Short problem — In the lines below, how many hold the word "caption"? Answer only with the number.

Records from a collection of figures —
┌──

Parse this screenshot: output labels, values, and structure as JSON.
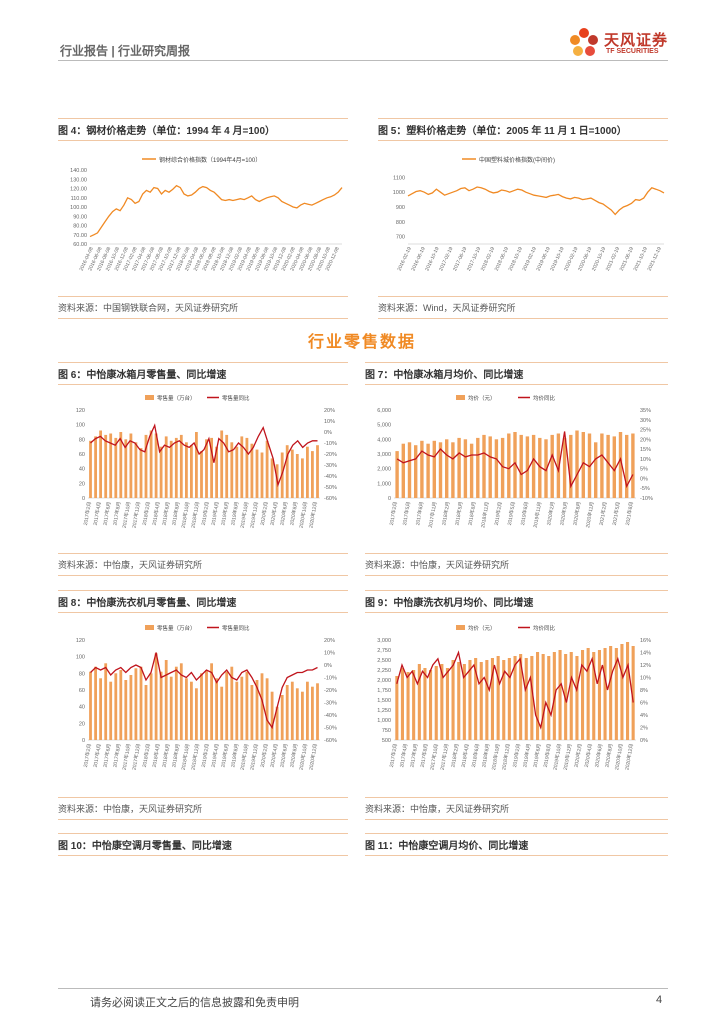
{
  "header": {
    "title": "行业报告 | 行业研究周报",
    "logo_cn": "天风证券",
    "logo_en": "TF SECURITIES"
  },
  "section_title": "行业零售数据",
  "figures": [
    {
      "caption": "图 4：钢材价格走势（单位：1994 年 4 月=100）",
      "source": "资料来源：中国钢铁联合网，天风证券研究所"
    },
    {
      "caption": "图 5：塑料价格走势（单位：2005 年 11 月 1 日=1000）",
      "source": "资料来源：Wind，天风证券研究所"
    },
    {
      "caption": "图 6：中怡康冰箱月零售量、同比增速",
      "source": "资料来源：中怡康，天风证券研究所"
    },
    {
      "caption": "图 7：中怡康冰箱月均价、同比增速",
      "source": "资料来源：中怡康，天风证券研究所"
    },
    {
      "caption": "图 8：中怡康洗衣机月零售量、同比增速",
      "source": "资料来源：中怡康，天风证券研究所"
    },
    {
      "caption": "图 9：中怡康洗衣机月均价、同比增速",
      "source": "资料来源：中怡康，天风证券研究所"
    },
    {
      "caption": "图 10：中怡康空调月零售量、同比增速"
    },
    {
      "caption": "图 11：中怡康空调月均价、同比增速"
    }
  ],
  "chart_data": [
    {
      "type": "line",
      "id": "steel",
      "legend": [
        "钢材综合价格指数（1994年4月=100）"
      ],
      "yticks": [
        "140.00",
        "130.00",
        "120.00",
        "110.00",
        "100.00",
        "90.00",
        "80.00",
        "70.00",
        "60.00"
      ],
      "ylim": [
        60,
        140
      ],
      "xticks": [
        "2016-04-08",
        "2016-06-08",
        "2016-08-08",
        "2016-10-08",
        "2016-12-08",
        "2017-02-08",
        "2017-04-08",
        "2017-06-08",
        "2017-08-08",
        "2017-10-08",
        "2017-12-08",
        "2018-02-08",
        "2018-04-08",
        "2018-06-08",
        "2018-08-08",
        "2018-10-08",
        "2018-12-08",
        "2019-02-08",
        "2019-04-08",
        "2019-06-08",
        "2019-08-08",
        "2019-10-08",
        "2019-12-08",
        "2020-02-08",
        "2020-04-08",
        "2020-06-08",
        "2020-08-08",
        "2020-10-08",
        "2020-12-08"
      ],
      "values": [
        68,
        70,
        72,
        78,
        84,
        90,
        95,
        98,
        96,
        102,
        110,
        108,
        104,
        106,
        114,
        118,
        116,
        121,
        120,
        114,
        118,
        116,
        119,
        123,
        121,
        114,
        112,
        113,
        116,
        120,
        122,
        121,
        118,
        116,
        112,
        108,
        107,
        108,
        107,
        108,
        109,
        108,
        110,
        112,
        108,
        106,
        108,
        110,
        111,
        112,
        110,
        106,
        104,
        102,
        100,
        99,
        102,
        104,
        103,
        102,
        104,
        106,
        108,
        110,
        111,
        113,
        116,
        121
      ]
    },
    {
      "type": "line",
      "id": "plastic",
      "legend": [
        "中国塑料城价格指数(中间价)"
      ],
      "yticks": [
        "1100",
        "1000",
        "900",
        "800",
        "700"
      ],
      "ylim": [
        650,
        1150
      ],
      "xticks": [
        "2016-02-19",
        "2016-06-19",
        "2016-10-19",
        "2017-02-19",
        "2017-06-19",
        "2017-10-19",
        "2018-02-19",
        "2018-06-19",
        "2018-10-19",
        "2019-02-19",
        "2019-06-19",
        "2019-10-19",
        "2020-02-19",
        "2020-06-19",
        "2020-10-19",
        "2021-02-19",
        "2021-06-19",
        "2021-10-19",
        "2021-12-19"
      ],
      "values": [
        975,
        990,
        1005,
        1010,
        1000,
        985,
        995,
        1020,
        1000,
        980,
        990,
        1000,
        1010,
        1025,
        1030,
        1010,
        1020,
        1035,
        1030,
        1020,
        1005,
        995,
        1000,
        1015,
        1010,
        1000,
        1010,
        1020,
        1015,
        1000,
        990,
        980,
        975,
        970,
        965,
        975,
        980,
        985,
        970,
        960,
        955,
        965,
        960,
        950,
        955,
        960,
        945,
        930,
        920,
        900,
        880,
        850,
        880,
        900,
        910,
        925,
        950,
        945,
        960,
        1000,
        1030,
        1020,
        1010,
        995
      ]
    },
    {
      "type": "bar",
      "id": "fridge_vol",
      "series": [
        {
          "name": "零售量（万台）",
          "axis": "left"
        },
        {
          "name": "零售量同比",
          "axis": "right"
        }
      ],
      "yticks_left": [
        "120",
        "100",
        "80",
        "60",
        "40",
        "20",
        "0"
      ],
      "yticks_right": [
        "20%",
        "10%",
        "0%",
        "-10%",
        "-20%",
        "-30%",
        "-40%",
        "-50%",
        "-60%"
      ],
      "ylim_left": [
        0,
        120
      ],
      "ylim_right": [
        -60,
        20
      ],
      "xticks": [
        "2017年2月",
        "2017年4月",
        "2017年6月",
        "2017年8月",
        "2017年10月",
        "2017年12月",
        "2018年2月",
        "2018年4月",
        "2018年6月",
        "2018年8月",
        "2018年10月",
        "2018年12月",
        "2019年2月",
        "2019年4月",
        "2019年6月",
        "2019年8月",
        "2019年10月",
        "2019年12月",
        "2020年2月",
        "2020年4月",
        "2020年6月",
        "2020年8月",
        "2020年10月",
        "2020年12月"
      ],
      "bars": [
        78,
        84,
        92,
        86,
        88,
        82,
        90,
        80,
        88,
        76,
        68,
        86,
        92,
        88,
        70,
        84,
        78,
        82,
        86,
        76,
        72,
        90,
        64,
        80,
        82,
        70,
        92,
        86,
        76,
        70,
        84,
        82,
        74,
        66,
        62,
        78,
        54,
        46,
        62,
        72,
        66,
        60,
        54,
        70,
        64,
        72
      ],
      "line": [
        -10,
        -6,
        -4,
        -8,
        -10,
        -12,
        -6,
        -14,
        -8,
        -10,
        -16,
        -18,
        -4,
        6,
        -18,
        -12,
        -14,
        -10,
        -8,
        -12,
        -14,
        -10,
        -20,
        -16,
        -6,
        -28,
        -6,
        -10,
        -18,
        -16,
        -10,
        -14,
        -20,
        -14,
        -4,
        4,
        -10,
        -24,
        -48,
        -36,
        -20,
        -12,
        -8,
        -14,
        -10,
        -8,
        -8
      ]
    },
    {
      "type": "bar",
      "id": "fridge_price",
      "series": [
        {
          "name": "均价（元）",
          "axis": "left"
        },
        {
          "name": "均价同比",
          "axis": "right"
        }
      ],
      "yticks_left": [
        "6,000",
        "5,000",
        "4,000",
        "3,000",
        "2,000",
        "1,000",
        "0"
      ],
      "yticks_right": [
        "35%",
        "30%",
        "25%",
        "20%",
        "15%",
        "10%",
        "5%",
        "0%",
        "-5%",
        "-10%"
      ],
      "ylim_left": [
        0,
        6000
      ],
      "ylim_right": [
        -10,
        35
      ],
      "xticks": [
        "2017年2月",
        "2017年5月",
        "2017年8月",
        "2017年11月",
        "2018年2月",
        "2018年5月",
        "2018年8月",
        "2018年11月",
        "2019年2月",
        "2019年5月",
        "2019年8月",
        "2019年11月",
        "2020年2月",
        "2020年5月",
        "2020年8月",
        "2020年11月",
        "2021年2月",
        "2021年5月",
        "2021年8月"
      ],
      "bars": [
        3200,
        3700,
        3800,
        3600,
        3900,
        3700,
        3900,
        3800,
        4000,
        3800,
        4100,
        4000,
        3700,
        4100,
        4300,
        4200,
        4000,
        4100,
        4400,
        4500,
        4300,
        4200,
        4300,
        4100,
        4000,
        4300,
        4400,
        4100,
        4300,
        4600,
        4500,
        4400,
        3800,
        4400,
        4300,
        4200,
        4500,
        4300,
        4400
      ],
      "line": [
        10,
        8,
        9,
        10,
        14,
        12,
        11,
        15,
        12,
        10,
        13,
        11,
        12,
        12,
        13,
        11,
        10,
        6,
        5,
        8,
        2,
        4,
        10,
        6,
        4,
        12,
        4,
        24,
        -4,
        2,
        8,
        6,
        10,
        12,
        8,
        4,
        10,
        -4,
        2
      ]
    },
    {
      "type": "bar",
      "id": "washer_vol",
      "series": [
        {
          "name": "零售量（万台）",
          "axis": "left"
        },
        {
          "name": "零售量同比",
          "axis": "right"
        }
      ],
      "yticks_left": [
        "120",
        "100",
        "80",
        "60",
        "40",
        "20",
        "0"
      ],
      "yticks_right": [
        "20%",
        "10%",
        "0%",
        "-10%",
        "-20%",
        "-30%",
        "-40%",
        "-50%",
        "-60%"
      ],
      "ylim_left": [
        0,
        120
      ],
      "ylim_right": [
        -60,
        20
      ],
      "xticks": [
        "2017年2月",
        "2017年4月",
        "2017年6月",
        "2017年8月",
        "2017年10月",
        "2017年12月",
        "2018年2月",
        "2018年4月",
        "2018年6月",
        "2018年8月",
        "2018年10月",
        "2018年12月",
        "2019年2月",
        "2019年4月",
        "2019年6月",
        "2019年8月",
        "2019年10月",
        "2019年12月",
        "2020年2月",
        "2020年4月",
        "2020年6月",
        "2020年8月",
        "2020年10月",
        "2020年12月"
      ],
      "bars": [
        82,
        88,
        74,
        92,
        70,
        80,
        84,
        72,
        78,
        86,
        88,
        66,
        80,
        104,
        82,
        96,
        76,
        88,
        92,
        74,
        70,
        62,
        80,
        84,
        92,
        74,
        64,
        82,
        88,
        70,
        76,
        82,
        66,
        72,
        80,
        74,
        58,
        40,
        54,
        66,
        70,
        62,
        58,
        70,
        64,
        68
      ],
      "line": [
        -6,
        -2,
        -4,
        -2,
        -8,
        -4,
        -2,
        -6,
        -2,
        0,
        -2,
        -12,
        -6,
        10,
        -10,
        -8,
        -6,
        -4,
        -8,
        -10,
        -6,
        -12,
        -8,
        -4,
        -6,
        -14,
        -8,
        -4,
        -10,
        -12,
        -6,
        -4,
        -10,
        -18,
        -28,
        -44,
        -50,
        -34,
        -18,
        -10,
        -8,
        -6,
        -6,
        -4,
        -4,
        -2
      ]
    },
    {
      "type": "bar",
      "id": "washer_price",
      "series": [
        {
          "name": "均价（元）",
          "axis": "left"
        },
        {
          "name": "均价同比",
          "axis": "right"
        }
      ],
      "yticks_left": [
        "3,000",
        "2,750",
        "2,500",
        "2,250",
        "2,000",
        "1,750",
        "1,500",
        "1,250",
        "1,000",
        "750",
        "500"
      ],
      "yticks_right": [
        "16%",
        "14%",
        "12%",
        "10%",
        "8%",
        "6%",
        "4%",
        "2%",
        "0%"
      ],
      "ylim_left": [
        500,
        3000
      ],
      "ylim_right": [
        0,
        16
      ],
      "xticks": [
        "2017年2月",
        "2017年4月",
        "2017年6月",
        "2017年8月",
        "2017年10月",
        "2017年12月",
        "2018年2月",
        "2018年4月",
        "2018年6月",
        "2018年8月",
        "2018年10月",
        "2018年12月",
        "2019年2月",
        "2019年4月",
        "2019年6月",
        "2019年8月",
        "2019年10月",
        "2019年12月",
        "2020年2月",
        "2020年4月",
        "2020年6月",
        "2020年8月",
        "2020年10月",
        "2020年12月"
      ],
      "bars": [
        2100,
        2300,
        2200,
        2250,
        2400,
        2300,
        2250,
        2350,
        2400,
        2300,
        2500,
        2450,
        2400,
        2500,
        2550,
        2450,
        2500,
        2550,
        2600,
        2500,
        2550,
        2600,
        2650,
        2550,
        2600,
        2700,
        2650,
        2600,
        2700,
        2750,
        2650,
        2700,
        2600,
        2750,
        2800,
        2700,
        2750,
        2800,
        2850,
        2800,
        2900,
        2950,
        2850
      ],
      "line": [
        9,
        12,
        10,
        11,
        9,
        11,
        10,
        12,
        13,
        10,
        11,
        12,
        14,
        10,
        11,
        12,
        9,
        10,
        8,
        12,
        9,
        11,
        10,
        12,
        13,
        8,
        10,
        4,
        2,
        6,
        4,
        8,
        9,
        6,
        10,
        8,
        12,
        11,
        13,
        9,
        12,
        8,
        11,
        13,
        10,
        12,
        6
      ]
    }
  ],
  "footer": {
    "disclaimer": "请务必阅读正文之后的信息披露和免责申明",
    "page": "4"
  },
  "colors": {
    "orange": "#f08a24",
    "bar": "#f0a15a",
    "red": "#c0141c",
    "header_red": "#c0392b"
  }
}
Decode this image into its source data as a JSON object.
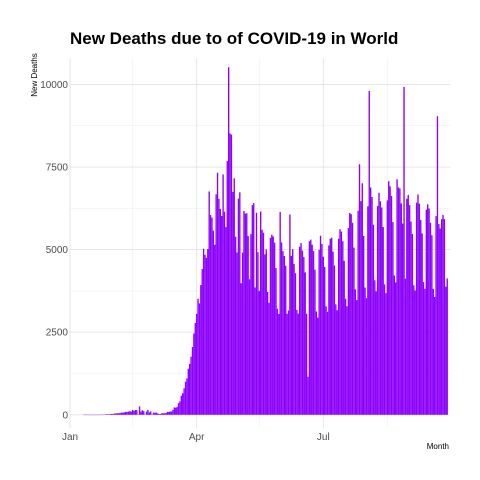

└──

Response to the task — 8